begin
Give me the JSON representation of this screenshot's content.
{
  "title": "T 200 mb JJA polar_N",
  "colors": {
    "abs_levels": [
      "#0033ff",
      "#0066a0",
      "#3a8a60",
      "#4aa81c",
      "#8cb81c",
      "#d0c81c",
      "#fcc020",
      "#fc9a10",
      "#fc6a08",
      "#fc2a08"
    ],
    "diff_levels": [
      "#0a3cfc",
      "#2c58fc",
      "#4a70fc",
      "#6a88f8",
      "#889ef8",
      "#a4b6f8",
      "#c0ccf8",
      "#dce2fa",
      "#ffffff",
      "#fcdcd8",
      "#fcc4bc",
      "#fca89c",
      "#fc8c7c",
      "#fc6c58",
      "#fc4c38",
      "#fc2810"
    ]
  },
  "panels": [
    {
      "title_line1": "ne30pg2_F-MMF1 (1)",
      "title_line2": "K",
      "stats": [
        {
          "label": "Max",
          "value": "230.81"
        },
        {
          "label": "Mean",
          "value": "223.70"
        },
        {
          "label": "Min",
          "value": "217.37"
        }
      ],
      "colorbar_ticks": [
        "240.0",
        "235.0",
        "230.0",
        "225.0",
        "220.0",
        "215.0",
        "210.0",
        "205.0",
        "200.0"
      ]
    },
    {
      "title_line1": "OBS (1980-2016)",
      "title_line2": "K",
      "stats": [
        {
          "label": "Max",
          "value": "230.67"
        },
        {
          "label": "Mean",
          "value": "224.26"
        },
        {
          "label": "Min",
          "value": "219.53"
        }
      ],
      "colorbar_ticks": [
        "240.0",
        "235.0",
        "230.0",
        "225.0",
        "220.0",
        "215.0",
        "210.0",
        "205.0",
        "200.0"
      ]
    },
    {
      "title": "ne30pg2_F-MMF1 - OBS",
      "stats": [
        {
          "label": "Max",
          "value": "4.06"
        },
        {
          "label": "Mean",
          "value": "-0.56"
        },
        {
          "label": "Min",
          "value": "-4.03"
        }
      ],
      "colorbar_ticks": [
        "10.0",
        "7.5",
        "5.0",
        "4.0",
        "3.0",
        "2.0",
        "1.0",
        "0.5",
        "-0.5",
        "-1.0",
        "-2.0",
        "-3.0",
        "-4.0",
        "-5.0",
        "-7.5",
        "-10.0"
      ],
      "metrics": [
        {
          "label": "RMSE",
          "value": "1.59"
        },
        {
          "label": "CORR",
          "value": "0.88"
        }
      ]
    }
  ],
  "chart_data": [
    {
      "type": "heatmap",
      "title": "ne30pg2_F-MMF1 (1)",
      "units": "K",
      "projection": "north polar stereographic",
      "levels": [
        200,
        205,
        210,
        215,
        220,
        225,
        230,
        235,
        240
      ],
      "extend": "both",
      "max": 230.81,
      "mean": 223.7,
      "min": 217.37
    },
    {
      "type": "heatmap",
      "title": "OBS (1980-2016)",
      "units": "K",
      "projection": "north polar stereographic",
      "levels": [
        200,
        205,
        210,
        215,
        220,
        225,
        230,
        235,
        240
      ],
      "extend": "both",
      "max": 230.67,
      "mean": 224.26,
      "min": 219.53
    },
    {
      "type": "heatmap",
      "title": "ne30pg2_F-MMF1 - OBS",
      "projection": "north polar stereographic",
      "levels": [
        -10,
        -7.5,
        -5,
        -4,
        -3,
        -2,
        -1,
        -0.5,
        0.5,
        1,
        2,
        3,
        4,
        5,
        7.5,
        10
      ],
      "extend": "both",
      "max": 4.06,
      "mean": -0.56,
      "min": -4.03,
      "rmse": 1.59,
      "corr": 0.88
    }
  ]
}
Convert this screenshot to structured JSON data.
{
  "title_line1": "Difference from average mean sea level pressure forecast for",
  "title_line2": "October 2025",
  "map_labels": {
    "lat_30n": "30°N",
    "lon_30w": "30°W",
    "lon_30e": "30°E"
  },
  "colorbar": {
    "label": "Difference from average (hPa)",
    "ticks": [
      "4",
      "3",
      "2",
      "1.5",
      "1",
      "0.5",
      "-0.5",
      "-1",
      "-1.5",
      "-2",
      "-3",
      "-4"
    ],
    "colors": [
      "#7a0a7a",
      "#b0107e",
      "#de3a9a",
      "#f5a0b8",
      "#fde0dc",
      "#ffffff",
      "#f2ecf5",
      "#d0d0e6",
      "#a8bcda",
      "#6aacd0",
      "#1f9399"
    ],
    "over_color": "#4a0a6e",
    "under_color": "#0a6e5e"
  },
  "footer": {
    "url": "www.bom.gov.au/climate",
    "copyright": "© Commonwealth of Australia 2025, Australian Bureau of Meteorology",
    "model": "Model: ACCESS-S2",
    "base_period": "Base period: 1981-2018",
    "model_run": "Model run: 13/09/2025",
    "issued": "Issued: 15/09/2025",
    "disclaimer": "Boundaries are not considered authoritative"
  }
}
end
Challenge –
Using the records above, gather all lines where the string "from" is present.

Exercise answer –
  "title_line1": "Difference from average mean sea level pressure forecast for",
    "label": "Difference from average (hPa)",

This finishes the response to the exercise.